# [Trecho da página]
◇ ◇ ◇ ◇

A estudante disse ainda que, por conta dos tiroteios frequentes, as aulas estão sendo canceladas, pois é muito perigoso estar no local. "Só neste semestre, de julho para cá, já tivemos mais de duas semanas de aulas canceladas por causa dos conflitos. Estamos, inclusive, em uma semana sem aulas, uma vez que a região não é segura". 
Um helicóptero da PM sobrevoou o Morro do Fubá, nesta quinta-feira (22), durante intenso tiroteio.

Nas redes sociais, uma moradora relatou que ela e a família quase foram baleados, na manhã de hoje (22), durante a troca de tiros, porque policiais militares teriam tentando entrar em sua casa para se esconderem.
"Nascemos de novo. Operação e confusão entre pms do helicóptero e terrena. Quase fomos alvejados. Morro do Cabo divisa com Fubá", publicou a mulher.

A Polícia Militar pede a colaboração da população para localizar criminosos e esconderijos de armas e de drogas pelo 190 ou pelo Disque Denúncia, nos telefones (21) 98849-6099; (21) 2253-1177 ou 0300-253-1177, além do App Disque Denúncia RJ e também pelo inbox do Facebook e Twitter dos Portal dos Procurados. O anonimato é garantido.

Guerra no Morro do Urubu

Nesta quarta-feira, também houve tiroteio durante a manhã e à noite, e, na terça-feira (20), um outro confronto deixou um homem baleado. Na última segunda-feira (19), ao menos seis veículos foram alvejados com tiros de fuzil por conta de mais uma troca de tiros. No mesmo dia, três criminosos fortemente armados invadiram um edifício na Avenida Ernani Cardoso, em Cascadura, para socorrer um deles, deixando rastros de sangue pelo local.
Além disso, há pouco mais de um mês, o turista americano Trey Thomas Joseph Barber, de 28 anos, que estava hospedado na casa de amigos, também em Cascadura, morreu após ser atingido no pescoço por uma bala perdida durante uma troca de tiros no Morro do Fubá. Na mesma ocasião, dois passageiros de um ônibus ficaram feridos.

Atualmente, o 9º BPM ocupa a região. A guerra entre as facções vem provocando impactos na rotina de quem reside nas comunidades e nas proximidades. Faxineiro há sete meses, um morador do Morro do Fubá, de 42 anos, relatou que já precisou faltar ao trabalho por conta da troca de tiros e que quando vai, teme não conseguir voltar para casa. Ele também conta que os filhos estão há dias sem conseguir estudar, por medo dos disparos.

◇ ◇ ◇ ◇

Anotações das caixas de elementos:

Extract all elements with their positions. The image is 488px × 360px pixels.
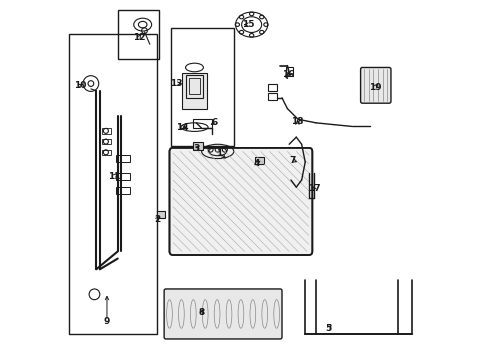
Bar bbox=[102, 150, 110, 155]
Bar bbox=[192, 119, 212, 128]
Bar bbox=[118, 10, 159, 59]
Bar bbox=[102, 139, 110, 144]
Text: 12: 12 bbox=[133, 33, 145, 42]
Bar bbox=[171, 28, 233, 146]
Text: 9: 9 bbox=[103, 316, 110, 325]
Text: 2: 2 bbox=[154, 215, 160, 224]
Bar bbox=[102, 128, 110, 134]
Text: 14: 14 bbox=[175, 123, 188, 132]
Bar bbox=[285, 67, 293, 76]
Text: 6: 6 bbox=[211, 118, 217, 127]
Text: 1: 1 bbox=[216, 149, 222, 158]
Text: 17: 17 bbox=[307, 184, 320, 193]
Bar bbox=[255, 157, 264, 164]
Text: 3: 3 bbox=[193, 144, 199, 153]
Bar bbox=[267, 84, 276, 91]
FancyBboxPatch shape bbox=[164, 289, 282, 339]
Text: 18: 18 bbox=[290, 117, 303, 126]
Bar bbox=[116, 155, 130, 162]
Bar bbox=[189, 78, 200, 94]
Text: 5: 5 bbox=[325, 324, 331, 333]
Bar bbox=[192, 143, 203, 150]
Bar bbox=[182, 73, 206, 109]
Text: 13: 13 bbox=[170, 79, 183, 88]
Text: 11: 11 bbox=[108, 172, 120, 181]
Bar bbox=[185, 75, 203, 98]
Text: 4: 4 bbox=[253, 159, 260, 168]
Bar bbox=[69, 33, 157, 334]
Bar bbox=[116, 187, 130, 194]
Text: 10: 10 bbox=[74, 81, 86, 90]
Bar bbox=[157, 211, 164, 217]
Text: 15: 15 bbox=[242, 20, 254, 29]
Bar bbox=[267, 93, 276, 100]
FancyBboxPatch shape bbox=[360, 67, 390, 103]
Text: 19: 19 bbox=[368, 83, 381, 92]
Text: 7: 7 bbox=[289, 156, 295, 165]
Bar bbox=[116, 173, 130, 180]
Text: 8: 8 bbox=[198, 308, 204, 317]
FancyBboxPatch shape bbox=[169, 148, 312, 255]
Text: 16: 16 bbox=[281, 70, 294, 79]
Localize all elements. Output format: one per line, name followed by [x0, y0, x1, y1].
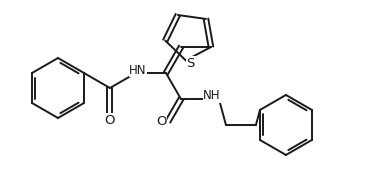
Text: S: S — [187, 57, 195, 70]
Text: NH: NH — [203, 90, 221, 103]
Text: O: O — [105, 114, 115, 127]
Text: HN: HN — [129, 64, 147, 77]
Text: O: O — [156, 115, 166, 128]
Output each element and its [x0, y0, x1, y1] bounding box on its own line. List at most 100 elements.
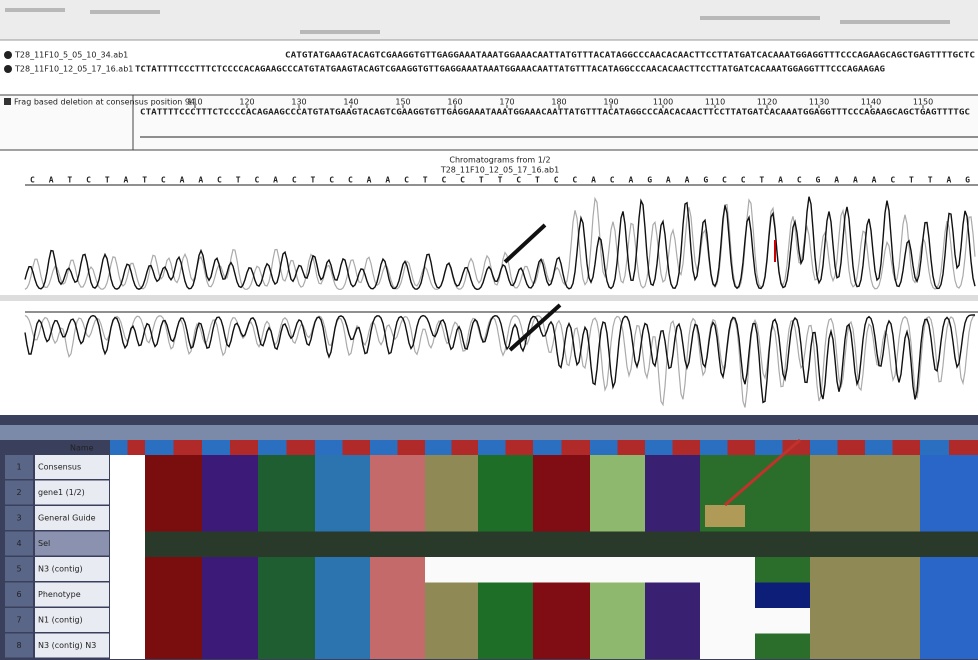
highlight-cell: [705, 505, 745, 527]
grid-cell: [110, 583, 145, 609]
grid-cell: [145, 557, 202, 583]
grid-cell: [645, 455, 700, 481]
row-name: N1 (contig): [38, 616, 83, 625]
screen: T28_11F10_5_05_10_34.ab1CATGTATGAAGTACAG…: [0, 0, 978, 660]
column-tab: [110, 440, 128, 455]
grid-cell: [533, 608, 590, 634]
consensus-sequence: CTATTTTCCCTTTCTCCCCACAGAAGCCCATGTATGAAGT…: [140, 108, 970, 117]
grid-cell: [315, 583, 370, 609]
grid-cell: [533, 583, 590, 609]
grid-cell: [920, 481, 978, 507]
column-tab: [755, 440, 783, 455]
column-tab: [174, 440, 203, 455]
row-name: General Guide: [38, 514, 96, 523]
grid-cell: [590, 608, 645, 634]
grid-cell: [258, 608, 315, 634]
grid-cell: [258, 532, 315, 558]
grid-cell: [810, 481, 865, 507]
grid-cell: [478, 481, 533, 507]
grid-cell: [590, 481, 645, 507]
grid-cell: [110, 481, 145, 507]
column-tab: [128, 440, 146, 455]
column-tab: [230, 440, 258, 455]
grid-cell: [645, 608, 700, 634]
toolbar-item: [700, 16, 820, 20]
grid-cell: [202, 481, 258, 507]
row-number: 7: [16, 616, 21, 625]
grid-header: [0, 425, 978, 440]
column-tab: [810, 440, 838, 455]
grid-cell: [425, 634, 478, 660]
grid-cell: [700, 634, 755, 660]
grid-cell: [755, 506, 810, 532]
grid-cell: [920, 608, 978, 634]
row-name: N3 (contig) N3: [38, 641, 96, 650]
grid-cell: [533, 481, 590, 507]
column-tab: [315, 440, 343, 455]
grid-cell: [533, 506, 590, 532]
grid-cell: [865, 455, 920, 481]
row-sequence: TCTATTTTCCCTTTCTCCCCACAGAAGCCCATGTATGAAG…: [135, 65, 885, 74]
grid-cell: [920, 455, 978, 481]
grid-cell: [645, 583, 700, 609]
grid-cell: [202, 583, 258, 609]
column-tab: [287, 440, 316, 455]
grid-cell: [533, 634, 590, 660]
column-tab: [865, 440, 893, 455]
grid-cell: [755, 557, 810, 583]
row-name: Phenotype: [38, 590, 81, 599]
row-number: 4: [16, 539, 21, 548]
grid-cell: [700, 583, 755, 609]
grid-cell: [425, 455, 478, 481]
grid-cell: [810, 557, 865, 583]
chromatogram-title: Chromatograms from 1/2: [449, 156, 550, 165]
grid-cell: [590, 506, 645, 532]
grid-cell: [920, 506, 978, 532]
toolbar-item: [300, 30, 380, 34]
grid-cell: [478, 506, 533, 532]
grid-cell: [258, 583, 315, 609]
grid-cell: [478, 557, 533, 583]
grid-cell: [700, 557, 755, 583]
column-tab: [673, 440, 701, 455]
grid-cell: [810, 634, 865, 660]
column-tab: [590, 440, 618, 455]
trace: [25, 197, 975, 290]
grid-cell: [645, 532, 700, 558]
column-tab: [920, 440, 949, 455]
row-name: gene1 (1/2): [38, 488, 85, 497]
grid-cell: [645, 481, 700, 507]
grid-cell: [425, 557, 478, 583]
arrow: [505, 225, 545, 262]
toolbar-item: [5, 8, 65, 12]
page: T28_11F10_5_05_10_34.ab1CATGTATGAAGTACAG…: [0, 0, 978, 660]
grid-cell: [755, 608, 810, 634]
row-icon: [4, 65, 12, 73]
column-tab: [562, 440, 591, 455]
grid-cell: [202, 506, 258, 532]
grid-cell: [478, 634, 533, 660]
row-sequence: CATGTATGAAGTACAGTCGAAGGTGTTGAGGAAATAAATG…: [285, 51, 975, 60]
grid-cell: [425, 481, 478, 507]
grid-cell: [478, 608, 533, 634]
grid-cell: [258, 634, 315, 660]
row-number: 5: [16, 565, 21, 574]
grid-cell: [110, 455, 145, 481]
grid-cell: [370, 506, 425, 532]
toolbar: [0, 0, 978, 40]
column-tab: [618, 440, 646, 455]
grid-cell: [202, 557, 258, 583]
row-number: 1: [16, 463, 21, 472]
column-tab: [838, 440, 866, 455]
grid-cell: [533, 557, 590, 583]
grid-header-label: Name: [70, 444, 94, 453]
grid-cell: [110, 608, 145, 634]
consensus-label: Frag based deletion at consensus positio…: [14, 98, 195, 107]
row-name: T28_11F10_12_05_17_16.ab1: [14, 65, 133, 74]
column-tab: [398, 440, 426, 455]
grid-cell: [258, 506, 315, 532]
column-tab: [370, 440, 398, 455]
row-name: Consensus: [38, 463, 81, 472]
base-calls: CATCTATCAACTCACTCCAACTCCTTCTCCACAGAAGCCT…: [30, 176, 970, 185]
grid-cell: [315, 532, 370, 558]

◇ ◇ ◇ ◇

# [Tarefas]
1. Segundo o trecho sobre os tiroteios no Morro do Fubá, qual batalhão ocupa a região atualmente?
2. Devolva, sem alterações, a parte do trecho sobre os tiroteios no Morro do Fubá que começa pelas palavras com "Um helicóptero da" e termina em "para se esconderem.".

# [Resultados]
1. O 9º BPM.

2.
Um helicóptero da PM sobrevoou o Morro do Fubá, nesta quinta-feira (22), durante intenso tiroteio.

Nas redes sociais, uma moradora relatou que ela e a família quase foram baleados, na manhã de hoje (22), durante a troca de tiros, porque policiais militares teriam tentando entrar em sua casa para se esconderem.